[Data records]
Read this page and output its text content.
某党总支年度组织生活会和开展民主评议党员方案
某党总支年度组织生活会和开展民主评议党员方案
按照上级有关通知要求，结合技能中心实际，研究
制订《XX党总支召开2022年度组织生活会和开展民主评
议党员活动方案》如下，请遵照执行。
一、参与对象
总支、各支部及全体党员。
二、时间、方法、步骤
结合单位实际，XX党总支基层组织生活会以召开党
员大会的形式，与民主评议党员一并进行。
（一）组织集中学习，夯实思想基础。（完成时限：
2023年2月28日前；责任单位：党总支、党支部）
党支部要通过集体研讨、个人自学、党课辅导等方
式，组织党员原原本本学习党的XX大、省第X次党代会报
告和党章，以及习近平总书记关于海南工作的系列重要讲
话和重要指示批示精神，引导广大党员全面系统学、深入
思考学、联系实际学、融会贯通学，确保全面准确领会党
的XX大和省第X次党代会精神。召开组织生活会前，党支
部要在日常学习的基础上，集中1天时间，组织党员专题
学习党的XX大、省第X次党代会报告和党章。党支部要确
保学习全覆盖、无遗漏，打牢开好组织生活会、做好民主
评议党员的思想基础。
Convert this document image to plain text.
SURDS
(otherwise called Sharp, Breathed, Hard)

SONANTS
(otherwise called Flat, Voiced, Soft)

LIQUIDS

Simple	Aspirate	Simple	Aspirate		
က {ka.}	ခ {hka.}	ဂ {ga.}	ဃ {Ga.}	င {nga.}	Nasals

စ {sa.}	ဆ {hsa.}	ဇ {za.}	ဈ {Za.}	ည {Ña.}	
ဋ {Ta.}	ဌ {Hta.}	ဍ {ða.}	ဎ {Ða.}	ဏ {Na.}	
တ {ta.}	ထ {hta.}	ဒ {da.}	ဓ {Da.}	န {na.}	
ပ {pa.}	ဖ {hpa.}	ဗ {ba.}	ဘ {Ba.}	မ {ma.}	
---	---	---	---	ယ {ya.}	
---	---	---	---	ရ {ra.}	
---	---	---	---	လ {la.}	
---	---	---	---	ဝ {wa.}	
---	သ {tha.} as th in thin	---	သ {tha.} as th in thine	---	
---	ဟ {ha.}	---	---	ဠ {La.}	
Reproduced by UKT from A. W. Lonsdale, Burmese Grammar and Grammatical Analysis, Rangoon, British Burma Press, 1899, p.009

• **EXERCISE TASK**
Could you quote, exactly as they appear, the line containing "Convert this document image to plain text." and every line after it to the end of the records above?

• **WORKED ANSWER**
Convert this document image to plain text.
SURDS
(otherwise called Sharp, Breathed, Hard)

SONANTS
(otherwise called Flat, Voiced, Soft)

LIQUIDS

Simple	Aspirate	Simple	Aspirate		
က {ka.}	ခ {hka.}	ဂ {ga.}	ဃ {Ga.}	င {nga.}	Nasals

စ {sa.}	ဆ {hsa.}	ဇ {za.}	ဈ {Za.}	ည {Ña.}	
ဋ {Ta.}	ဌ {Hta.}	ဍ {ða.}	ဎ {Ða.}	ဏ {Na.}	
တ {ta.}	ထ {hta.}	ဒ {da.}	ဓ {Da.}	န {na.}	
ပ {pa.}	ဖ {hpa.}	ဗ {ba.}	ဘ {Ba.}	မ {ma.}	
---	---	---	---	ယ {ya.}	
---	---	---	---	ရ {ra.}	
---	---	---	---	လ {la.}	
---	---	---	---	ဝ {wa.}	
---	သ {tha.} as th in thin	---	သ {tha.} as th in thine	---	
---	ဟ {ha.}	---	---	ဠ {La.}	
Reproduced by UKT from A. W. Lonsdale, Burmese Grammar and Grammatical Analysis, Rangoon, British Burma Press, 1899, p.009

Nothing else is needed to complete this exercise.